Substitute "collapse-toggle" for every "fold-icon" in the records below and give them again, changing nothing else. Leave the pictures out of your answer.

* start Data for this exercise *

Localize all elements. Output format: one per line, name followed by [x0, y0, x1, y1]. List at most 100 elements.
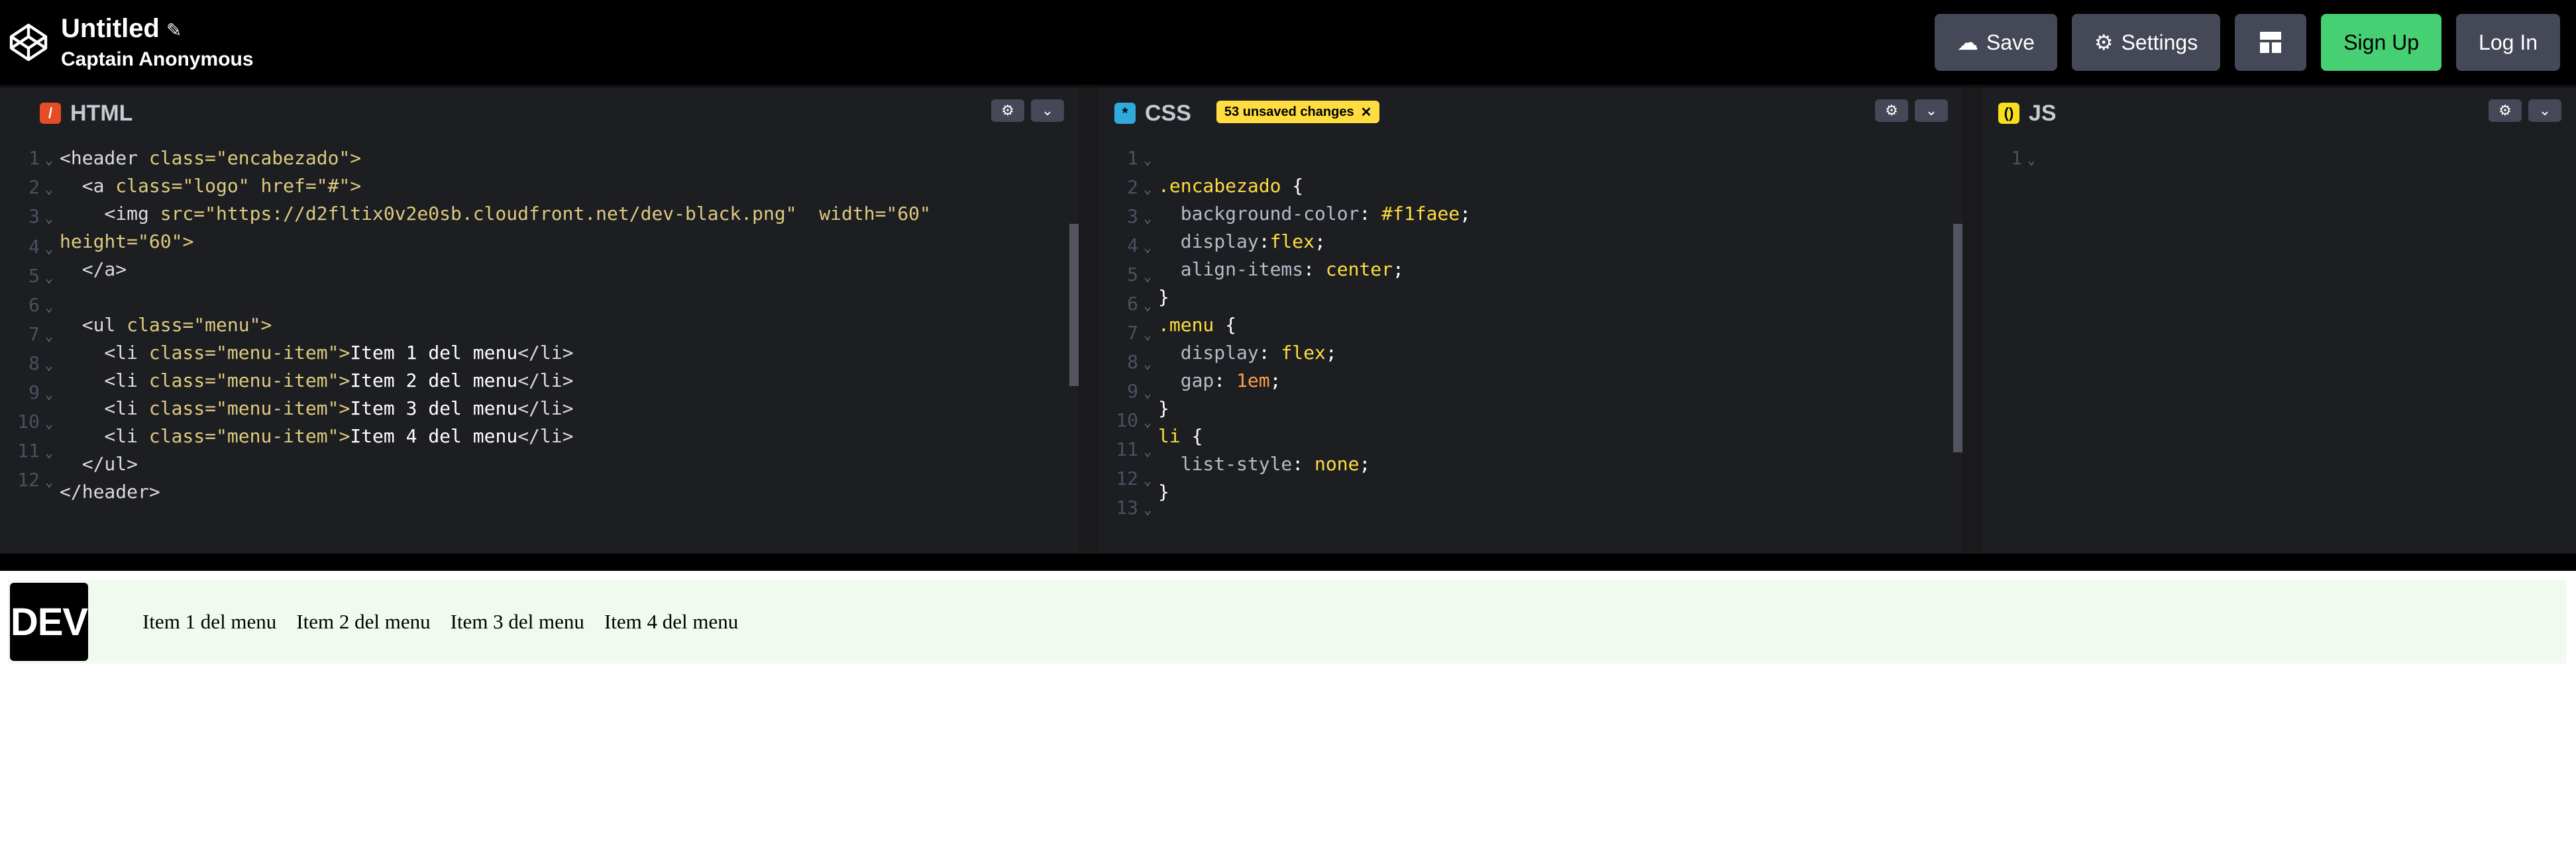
css-editor-pane: * CSS 53 unsaved changes ✕ ⚙ ⌄ 1 ⌄ 2 ⌄ 3 ⌄ 4 ⌄ 5… — [1099, 87, 1982, 552]
code-token: <img — [60, 203, 160, 225]
preview-menu-item[interactable]: Item 4 del menu — [604, 610, 738, 634]
code-line: <img src="https://d2fltix0v2e0sb.cloudfr… — [60, 200, 1065, 228]
tab-css[interactable]: * CSS — [1099, 87, 1211, 139]
fold-icon[interactable]: ⌄ — [1144, 408, 1152, 436]
fold-icon[interactable]: ⌄ — [1144, 379, 1152, 407]
preview-header: DEV Item 1 del menu Item 2 del menu Item 3… — [8, 580, 2567, 664]
fold-icon[interactable]: ⌄ — [1144, 321, 1152, 348]
pen-title[interactable]: Untitled — [61, 15, 160, 42]
js-code[interactable]: 1 ⌄ — [1982, 139, 2576, 552]
edit-pencil-icon[interactable]: ✎ — [166, 20, 182, 40]
code-line: .encabezado { — [1158, 172, 1949, 200]
dev-logo[interactable]: DEV — [10, 583, 88, 661]
css-scrollbar[interactable] — [1953, 224, 1962, 452]
js-collapse-icon[interactable]: ⌄ — [2528, 99, 2561, 122]
css-code[interactable]: 1 ⌄ 2 ⌄ 3 ⌄ 4 ⌄ 5 ⌄ 6 ⌄ 7 ⌄ 8 ⌄ 9 ⌄ 10 ⌄ 11 ⌄ 12 ⌄ 13 ⌄ .encabeza… — [1099, 139, 1962, 552]
code-token: background-color — [1158, 203, 1360, 225]
fold-icon[interactable]: ⌄ — [1144, 437, 1152, 465]
unsaved-badge[interactable]: 53 unsaved changes ✕ — [1216, 101, 1380, 123]
line-number-text: 8 — [28, 352, 40, 374]
html-pane-header: / HTML ⚙ ⌄ — [0, 87, 1079, 139]
code-token: ="60"> — [127, 230, 194, 252]
code-token: Item 2 del menu — [350, 370, 518, 391]
code-token: { — [1191, 425, 1203, 447]
fold-icon[interactable]: ⌄ — [45, 322, 53, 350]
html-settings-icon[interactable]: ⚙ — [991, 99, 1024, 122]
fold-icon[interactable]: ⌄ — [1144, 233, 1152, 261]
fold-icon[interactable]: ⌄ — [45, 351, 53, 379]
fold-icon[interactable]: ⌄ — [45, 380, 53, 408]
log-in-button[interactable]: Log In — [2456, 14, 2560, 71]
line-number-text: 3 — [28, 205, 40, 227]
tab-js[interactable]: () JS — [1982, 87, 2076, 139]
html-collapse-icon[interactable]: ⌄ — [1031, 99, 1064, 122]
html-icon: / — [40, 103, 61, 124]
html-scrollbar[interactable] — [1069, 224, 1079, 386]
code-token: ="menu-item"> — [205, 370, 350, 391]
preview-menu-item[interactable]: Item 1 del menu — [142, 610, 276, 634]
codepen-logo[interactable] — [8, 22, 49, 63]
fold-icon[interactable]: ⌄ — [45, 409, 53, 437]
preview-divider[interactable] — [0, 552, 2576, 571]
save-label: Save — [1986, 30, 2035, 54]
code-token: href — [260, 175, 305, 197]
code-token: #f1faee — [1381, 203, 1460, 225]
sign-up-button[interactable]: Sign Up — [2321, 14, 2442, 71]
preview-menu-item[interactable]: Item 3 del menu — [451, 610, 584, 634]
fold-icon[interactable]: ⌄ — [1144, 291, 1152, 319]
css-gutter: 1 ⌄ 2 ⌄ 3 ⌄ 4 ⌄ 5 ⌄ 6 ⌄ 7 ⌄ 8 ⌄ 9 ⌄ 10 ⌄ 11 ⌄ 12 ⌄ 13 ⌄ — [1099, 144, 1158, 523]
fold-icon[interactable]: ⌄ — [1144, 495, 1152, 523]
code-token: } — [1158, 481, 1169, 503]
brand: Untitled ✎ Captain Anonymous — [8, 15, 254, 70]
code-token: flex — [1281, 342, 1326, 364]
fold-icon[interactable]: ⌄ — [45, 468, 53, 495]
fold-icon[interactable]: ⌄ — [45, 146, 53, 174]
fold-icon[interactable]: ⌄ — [45, 204, 53, 232]
code-token: class — [148, 342, 205, 364]
tab-html[interactable]: / HTML — [24, 87, 153, 139]
line-number: 7 ⌄ — [0, 321, 60, 350]
code-token: ; — [1359, 453, 1371, 475]
code-token: height — [60, 230, 127, 252]
settings-label: Settings — [2121, 30, 2198, 54]
css-settings-icon[interactable]: ⚙ — [1875, 99, 1908, 122]
fold-icon[interactable]: ⌄ — [45, 438, 53, 466]
line-number-text: 1 — [1127, 147, 1138, 169]
css-icon: * — [1114, 103, 1136, 124]
css-collapse-icon[interactable]: ⌄ — [1915, 99, 1948, 122]
fold-icon[interactable]: ⌄ — [1144, 146, 1152, 174]
code-token: display — [1158, 230, 1259, 252]
code-token: </li> — [517, 370, 574, 391]
fold-icon[interactable]: ⌄ — [1144, 350, 1152, 377]
fold-icon[interactable]: ⌄ — [1144, 262, 1152, 290]
preview-menu: Item 1 del menu Item 2 del menu Item 3 del… — [142, 610, 738, 634]
layout-button[interactable] — [2235, 14, 2307, 71]
title-row: Untitled ✎ — [61, 15, 254, 42]
js-pane-controls: ⚙ ⌄ — [2489, 99, 2561, 122]
line-number-text: 5 — [28, 265, 40, 287]
js-settings-icon[interactable]: ⚙ — [2489, 99, 2522, 122]
code-line: <li class="menu-item">Item 1 del menu</l… — [60, 339, 1065, 367]
close-icon[interactable]: ✕ — [1361, 104, 1372, 121]
code-token: { — [1225, 314, 1237, 336]
code-token: Item 1 del menu — [350, 342, 518, 364]
fold-icon[interactable]: ⌄ — [45, 293, 53, 321]
code-token: ="menu-item"> — [205, 397, 350, 419]
fold-icon[interactable]: ⌄ — [1144, 466, 1152, 494]
code-line: display: flex; — [1158, 339, 1949, 367]
fold-icon[interactable]: ⌄ — [45, 264, 53, 291]
line-number-text: 9 — [28, 381, 40, 403]
settings-button[interactable]: ⚙ Settings — [2071, 14, 2221, 71]
code-token: list-style — [1158, 453, 1293, 475]
html-code[interactable]: 1 ⌄ 2 ⌄ 3 ⌄ 4 ⌄ 5 ⌄ 6 ⌄ 7 ⌄ 8 ⌄ 9 ⌄ 10 ⌄ 11 ⌄ 12 ⌄ <header clas… — [0, 139, 1079, 552]
code-token: </li> — [517, 425, 574, 447]
fold-icon[interactable]: ⌄ — [2027, 146, 2035, 174]
fold-icon[interactable]: ⌄ — [1144, 204, 1152, 232]
preview-menu-item[interactable]: Item 2 del menu — [296, 610, 430, 634]
fold-icon[interactable]: ⌄ — [1144, 175, 1152, 203]
code-token: class — [148, 425, 205, 447]
save-button[interactable]: ☁ Save — [1934, 14, 2057, 71]
fold-icon[interactable]: ⌄ — [45, 175, 53, 203]
code-token: width — [819, 203, 875, 225]
fold-icon[interactable]: ⌄ — [45, 234, 53, 262]
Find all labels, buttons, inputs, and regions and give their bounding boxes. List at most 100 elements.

* end Data for this exercise *

→ **Answer**:
Localize all elements. Output format: one per line, name followed by [x0, y0, x1, y1]. List at most 100 elements.
css-editor-pane: * CSS 53 unsaved changes ✕ ⚙ ⌄ 1 ⌄ 2 ⌄ 3 ⌄ 4 ⌄ 5… — [1099, 87, 1982, 552]
code-token: <img — [60, 203, 160, 225]
preview-menu-item[interactable]: Item 4 del menu — [604, 610, 738, 634]
code-line: <img src="https://d2fltix0v2e0sb.cloudfr… — [60, 200, 1065, 228]
tab-css[interactable]: * CSS — [1099, 87, 1211, 139]
collapse-toggle[interactable]: ⌄ — [1144, 408, 1152, 436]
collapse-toggle[interactable]: ⌄ — [1144, 379, 1152, 407]
preview-header: DEV Item 1 del menu Item 2 del menu Item 3… — [8, 580, 2567, 664]
collapse-toggle[interactable]: ⌄ — [1144, 321, 1152, 348]
pen-title[interactable]: Untitled — [61, 15, 160, 42]
js-code[interactable]: 1 ⌄ — [1982, 139, 2576, 552]
edit-pencil-icon[interactable]: ✎ — [166, 20, 182, 40]
code-line: .encabezado { — [1158, 172, 1949, 200]
dev-logo[interactable]: DEV — [10, 583, 88, 661]
css-scrollbar[interactable] — [1953, 224, 1962, 452]
js-collapse-icon[interactable]: ⌄ — [2528, 99, 2561, 122]
css-code[interactable]: 1 ⌄ 2 ⌄ 3 ⌄ 4 ⌄ 5 ⌄ 6 ⌄ 7 ⌄ 8 ⌄ 9 ⌄ 10 ⌄ 11 ⌄ 12 ⌄ 13 ⌄ .encabeza… — [1099, 139, 1962, 552]
code-token: background-color — [1158, 203, 1360, 225]
collapse-toggle[interactable]: ⌄ — [1144, 437, 1152, 465]
unsaved-badge[interactable]: 53 unsaved changes ✕ — [1216, 101, 1380, 123]
line-number-text: 8 — [28, 352, 40, 374]
html-pane-header: / HTML ⚙ ⌄ — [0, 87, 1079, 139]
code-token: ="60"> — [127, 230, 194, 252]
code-token: Item 2 del menu — [350, 370, 518, 391]
code-token: { — [1191, 425, 1203, 447]
collapse-toggle[interactable]: ⌄ — [45, 322, 53, 350]
html-settings-icon[interactable]: ⚙ — [991, 99, 1024, 122]
collapse-toggle[interactable]: ⌄ — [1144, 233, 1152, 261]
collapse-toggle[interactable]: ⌄ — [45, 351, 53, 379]
collapse-toggle[interactable]: ⌄ — [45, 380, 53, 408]
log-in-button[interactable]: Log In — [2456, 14, 2560, 71]
line-number-text: 3 — [28, 205, 40, 227]
tab-js[interactable]: () JS — [1982, 87, 2076, 139]
html-collapse-icon[interactable]: ⌄ — [1031, 99, 1064, 122]
html-icon: / — [40, 103, 61, 124]
html-scrollbar[interactable] — [1069, 224, 1079, 386]
code-token: ="menu-item"> — [205, 370, 350, 391]
preview-menu-item[interactable]: Item 1 del menu — [142, 610, 276, 634]
codepen-logo[interactable] — [8, 22, 49, 63]
collapse-toggle[interactable]: ⌄ — [45, 409, 53, 437]
preview-divider[interactable] — [0, 552, 2576, 571]
save-label: Save — [1986, 30, 2035, 54]
code-token: href — [260, 175, 305, 197]
code-token: #f1faee — [1381, 203, 1460, 225]
sign-up-button[interactable]: Sign Up — [2321, 14, 2442, 71]
preview-menu-item[interactable]: Item 3 del menu — [451, 610, 584, 634]
collapse-toggle[interactable]: ⌄ — [1144, 291, 1152, 319]
css-gutter: 1 ⌄ 2 ⌄ 3 ⌄ 4 ⌄ 5 ⌄ 6 ⌄ 7 ⌄ 8 ⌄ 9 ⌄ 10 ⌄ 11 ⌄ 12 ⌄ 13 ⌄ — [1099, 144, 1158, 523]
collapse-toggle[interactable]: ⌄ — [1144, 495, 1152, 523]
code-token: } — [1158, 481, 1169, 503]
brand: Untitled ✎ Captain Anonymous — [8, 15, 254, 70]
code-token: flex — [1281, 342, 1326, 364]
collapse-toggle[interactable]: ⌄ — [45, 468, 53, 495]
collapse-toggle[interactable]: ⌄ — [45, 146, 53, 174]
collapse-toggle[interactable]: ⌄ — [45, 204, 53, 232]
code-token: class — [148, 342, 205, 364]
tab-html[interactable]: / HTML — [24, 87, 153, 139]
line-number: 7 ⌄ — [0, 321, 60, 350]
code-token: ; — [1359, 453, 1371, 475]
code-token: height — [60, 230, 127, 252]
settings-label: Settings — [2121, 30, 2198, 54]
css-settings-icon[interactable]: ⚙ — [1875, 99, 1908, 122]
collapse-toggle[interactable]: ⌄ — [45, 438, 53, 466]
line-number-text: 1 — [1127, 147, 1138, 169]
css-icon: * — [1114, 103, 1136, 124]
css-collapse-icon[interactable]: ⌄ — [1915, 99, 1948, 122]
collapse-toggle[interactable]: ⌄ — [1144, 146, 1152, 174]
code-token: display — [1158, 230, 1259, 252]
code-token: </li> — [517, 370, 574, 391]
collapse-toggle[interactable]: ⌄ — [1144, 350, 1152, 377]
collapse-toggle[interactable]: ⌄ — [1144, 262, 1152, 290]
preview-menu: Item 1 del menu Item 2 del menu Item 3 del… — [142, 610, 738, 634]
layout-button[interactable] — [2235, 14, 2307, 71]
title-row: Untitled ✎ — [61, 15, 254, 42]
js-pane-controls: ⚙ ⌄ — [2489, 99, 2561, 122]
line-number-text: 5 — [28, 265, 40, 287]
js-settings-icon[interactable]: ⚙ — [2489, 99, 2522, 122]
code-line: <li class="menu-item">Item 1 del menu</l… — [60, 339, 1065, 367]
close-icon[interactable]: ✕ — [1361, 104, 1372, 121]
code-token: { — [1225, 314, 1237, 336]
code-token: Item 1 del menu — [350, 342, 518, 364]
collapse-toggle[interactable]: ⌄ — [45, 293, 53, 321]
code-token: ="menu-item"> — [205, 397, 350, 419]
collapse-toggle[interactable]: ⌄ — [1144, 466, 1152, 494]
code-line: display: flex; — [1158, 339, 1949, 367]
collapse-toggle[interactable]: ⌄ — [45, 264, 53, 291]
line-number-text: 9 — [28, 381, 40, 403]
settings-button[interactable]: ⚙ Settings — [2071, 14, 2221, 71]
code-token: list-style — [1158, 453, 1293, 475]
html-code[interactable]: 1 ⌄ 2 ⌄ 3 ⌄ 4 ⌄ 5 ⌄ 6 ⌄ 7 ⌄ 8 ⌄ 9 ⌄ 10 ⌄ 11 ⌄ 12 ⌄ <header clas… — [0, 139, 1079, 552]
code-token: </li> — [517, 425, 574, 447]
collapse-toggle[interactable]: ⌄ — [2027, 146, 2035, 174]
collapse-toggle[interactable]: ⌄ — [1144, 204, 1152, 232]
preview-menu-item[interactable]: Item 2 del menu — [296, 610, 430, 634]
collapse-toggle[interactable]: ⌄ — [1144, 175, 1152, 203]
code-token: class — [148, 425, 205, 447]
save-button[interactable]: ☁ Save — [1934, 14, 2057, 71]
collapse-toggle[interactable]: ⌄ — [45, 175, 53, 203]
code-token: width — [819, 203, 875, 225]
collapse-toggle[interactable]: ⌄ — [45, 234, 53, 262]
Find all labels, buttons, inputs, and regions and give their bounding boxes. List at most 100 elements.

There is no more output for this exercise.